**STATED EXERCISE:**
Output all the data exactly. Pictures do not belong in the copy.

## Begin THE INPUT

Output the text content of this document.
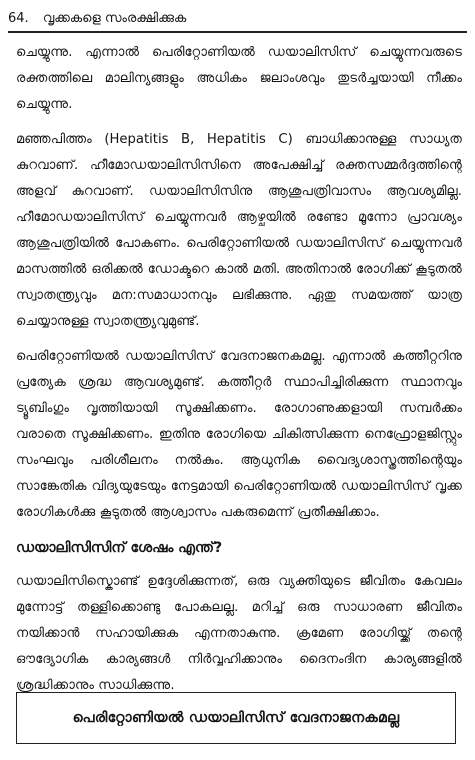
64. വൃക്കകളെ സംരക്ഷിക്കുക

ചെയ്യുന്നു. എന്നാൽ പെരിറ്റോണിയൽ ഡയാലിസിസ് ചെയ്യുന്നവരുടെ രക്തത്തിലെ മാലിന്യങ്ങളും അധികം ജലാംശവും തുടർച്ചയായി നീക്കം ചെയ്യുന്നു.

മഞ്ഞപിത്തം (Hepatitis B, Hepatitis C) ബാധിക്കാനുള്ള സാധ്യത കുറവാണ്. ഹീമോഡയാലിസിസിനെ അപേക്ഷിച്ച് രക്തസമ്മർദ്ദത്തിന്റെ അളവ് കുറവാണ്. ഡയാലിസിസിനു ആശുപത്രിവാസം ആവശ്യമില്ല. ഹീമോഡയാലിസിസ് ചെയ്യുന്നവർ ആഴ്ചയിൽ രണ്ടോ മൂന്നോ പ്രാവശ്യം ആശുപത്രിയിൽ പോകണം. പെരിറ്റോണിയൽ ഡയാലിസിസ് ചെയ്യുന്നവർ മാസത്തിൽ ഒരിക്കൽ ഡോക്ടറെ കാൽ മതി. അതിനാൽ രോഗിക്ക് കൂടുതൽ സ്വാതന്ത്ര്യവും മന:സമാധാനവും ലഭിക്കുന്നു. ഏതു സമയത്ത് യാത്ര ചെയ്യാനുള്ള സ്വാതന്ത്ര്യവുമുണ്ട്.

പെരിറ്റോണിയൽ ഡയാലിസിസ് വേദനാജനകമല്ല. എന്നാൽ കത്തീറ്ററിനു പ്രത്യേക ശ്രദ്ധ ആവശ്യമുണ്ട്. കത്തീറ്റർ സ്ഥാപിച്ചിരിക്കുന്ന സ്ഥാനവും ട്യൂബിംഗും വൃത്തിയായി സൂക്ഷിക്കണം. രോഗാണുക്കളായി സമ്പർക്കം വരാതെ സൂക്ഷിക്കണം. ഇതിനു രോഗിയെ ചികിത്സിക്കുന്ന നെഫ്രോളജിസ്റ്റും സംഘവും പരിശീലനം നൽകും. ആധുനിക വൈദ്യശാസ്ത്രത്തിന്റെയും സാങ്കേതിക വിദ്യയുടേയും നേട്ടമായി പെരിറ്റോണിയൽ ഡയാലിസിസ് വൃക്ക രോഗികൾക്കു കൂടുതൽ ആശ്വാസം പകരുമെന്ന് പ്രതീക്ഷിക്കാം.

ഡയാലിസിസിന് ശേഷം എന്ത്?

ഡയാലിസിസ്കൊണ്ട് ഉദ്ദേശിക്കുന്നത്, ഒരു വ്യക്തിയുടെ ജീവിതം കേവലം മുന്നോട്ട് തള്ളിക്കൊണ്ടു പോകലല്ല. മറിച്ച് ഒരു സാധാരണ ജീവിതം നയിക്കാൻ സഹായിക്കുക എന്നതാകുന്നു. ക്രമേണ രോഗിയ്ക്ക് തന്റെ ഔദ്യോഗിക കാര്യങ്ങൾ നിർവ്വഹിക്കാനും ദൈനംദിന കാര്യങ്ങളിൽ ശ്രദ്ധിക്കാനും സാധിക്കുന്നു.

പെരിറ്റോണിയൽ ഡയാലിസിസ് വേദനാജനകമല്ല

## End THE INPUT

**RESPONSE FOR THIS EXERCISE:**
Output the text content of this document.
64. വൃക്കകളെ സംരക്ഷിക്കുക

ചെയ്യുന്നു. എന്നാൽ പെരിറ്റോണിയൽ ഡയാലിസിസ് ചെയ്യുന്നവരുടെ രക്തത്തിലെ മാലിന്യങ്ങളും അധികം ജലാംശവും തുടർച്ചയായി നീക്കം ചെയ്യുന്നു.

മഞ്ഞപിത്തം (Hepatitis B, Hepatitis C) ബാധിക്കാനുള്ള സാധ്യത കുറവാണ്. ഹീമോഡയാലിസിസിനെ അപേക്ഷിച്ച് രക്തസമ്മർദ്ദത്തിന്റെ അളവ് കുറവാണ്. ഡയാലിസിസിനു ആശുപത്രിവാസം ആവശ്യമില്ല. ഹീമോഡയാലിസിസ് ചെയ്യുന്നവർ ആഴ്ചയിൽ രണ്ടോ മൂന്നോ പ്രാവശ്യം ആശുപത്രിയിൽ പോകണം. പെരിറ്റോണിയൽ ഡയാലിസിസ് ചെയ്യുന്നവർ മാസത്തിൽ ഒരിക്കൽ ഡോക്ടറെ കാൽ മതി. അതിനാൽ രോഗിക്ക് കൂടുതൽ സ്വാതന്ത്ര്യവും മന:സമാധാനവും ലഭിക്കുന്നു. ഏതു സമയത്ത് യാത്ര ചെയ്യാനുള്ള സ്വാതന്ത്ര്യവുമുണ്ട്.

പെരിറ്റോണിയൽ ഡയാലിസിസ് വേദനാജനകമല്ല. എന്നാൽ കത്തീറ്ററിനു പ്രത്യേക ശ്രദ്ധ ആവശ്യമുണ്ട്. കത്തീറ്റർ സ്ഥാപിച്ചിരിക്കുന്ന സ്ഥാനവും ട്യൂബിംഗും വൃത്തിയായി സൂക്ഷിക്കണം. രോഗാണുക്കളായി സമ്പർക്കം വരാതെ സൂക്ഷിക്കണം. ഇതിനു രോഗിയെ ചികിത്സിക്കുന്ന നെഫ്രോളജിസ്റ്റും സംഘവും പരിശീലനം നൽകും. ആധുനിക വൈദ്യശാസ്ത്രത്തിന്റെയും സാങ്കേതിക വിദ്യയുടേയും നേട്ടമായി പെരിറ്റോണിയൽ ഡയാലിസിസ് വൃക്ക രോഗികൾക്കു കൂടുതൽ ആശ്വാസം പകരുമെന്ന് പ്രതീക്ഷിക്കാം.

ഡയാലിസിസിന് ശേഷം എന്ത്?

ഡയാലിസിസ്കൊണ്ട് ഉദ്ദേശിക്കുന്നത്, ഒരു വ്യക്തിയുടെ ജീവിതം കേവലം മുന്നോട്ട് തള്ളിക്കൊണ്ടു പോകലല്ല. മറിച്ച് ഒരു സാധാരണ ജീവിതം നയിക്കാൻ സഹായിക്കുക എന്നതാകുന്നു. ക്രമേണ രോഗിയ്ക്ക് തന്റെ ഔദ്യോഗിക കാര്യങ്ങൾ നിർവ്വഹിക്കാനും ദൈനംദിന കാര്യങ്ങളിൽ ശ്രദ്ധിക്കാനും സാധിക്കുന്നു.

പെരിറ്റോണിയൽ ഡയാലിസിസ് വേദനാജനകമല്ല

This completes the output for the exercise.